• [Aim of the exercise] Each entry below is to be given again word for word, with no pictures.

begin Extracted records

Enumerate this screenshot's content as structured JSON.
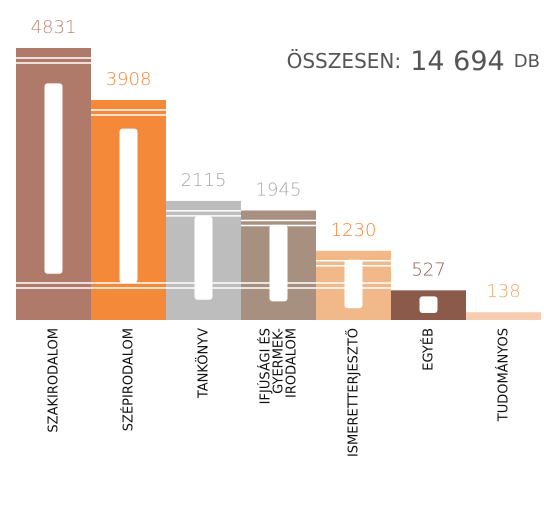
{
  "chart_data": {
    "type": "bar",
    "annotation": {
      "prefix": "ÖSSZESEN:",
      "value": "14 694",
      "unit": "DB"
    },
    "categories": [
      "SZAKIRODALOM",
      "SZÉPIRODALOM",
      "TANKÖNYV",
      "IFJÚSÁGI ÉS\nGYERMEK-\nIRODALOM",
      "ISMERETTERJESZTŐ",
      "EGYÉB",
      "TUDOMÁNYOS"
    ],
    "values": [
      4831,
      3908,
      2115,
      1945,
      1230,
      527,
      138
    ],
    "colors": [
      "#b07a6a",
      "#f5893a",
      "#bdbdbd",
      "#a89080",
      "#f1b88a",
      "#8b5a4a",
      "#f6cdb0"
    ],
    "label_colors": [
      "#c08878",
      "#f5893a",
      "#a8a8a8",
      "#a8a8a8",
      "#f5893a",
      "#8b5a4a",
      "#f1a86a"
    ],
    "ylim": [
      0,
      5000
    ]
  }
}
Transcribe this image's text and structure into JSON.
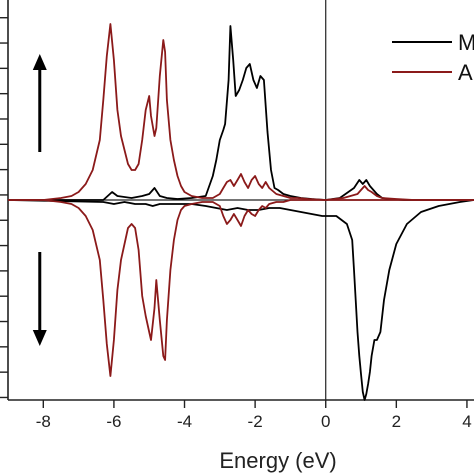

end Extracted records

• [Answer to this problem]
Enumerate this screenshot's content as structured JSON.
{
  "chart_data": {
    "type": "bar",
    "annotation": {
      "prefix": "ÖSSZESEN:",
      "value": "14 694",
      "unit": "DB"
    },
    "categories": [
      "SZAKIRODALOM",
      "SZÉPIRODALOM",
      "TANKÖNYV",
      "IFJÚSÁGI ÉS\nGYERMEK-\nIRODALOM",
      "ISMERETTERJESZTŐ",
      "EGYÉB",
      "TUDOMÁNYOS"
    ],
    "values": [
      4831,
      3908,
      2115,
      1945,
      1230,
      527,
      138
    ],
    "colors": [
      "#b07a6a",
      "#f5893a",
      "#bdbdbd",
      "#a89080",
      "#f1b88a",
      "#8b5a4a",
      "#f6cdb0"
    ],
    "label_colors": [
      "#c08878",
      "#f5893a",
      "#a8a8a8",
      "#a8a8a8",
      "#f5893a",
      "#8b5a4a",
      "#f1a86a"
    ],
    "ylim": [
      0,
      5000
    ]
  }
}
Transcribe this image's text and structure into JSON.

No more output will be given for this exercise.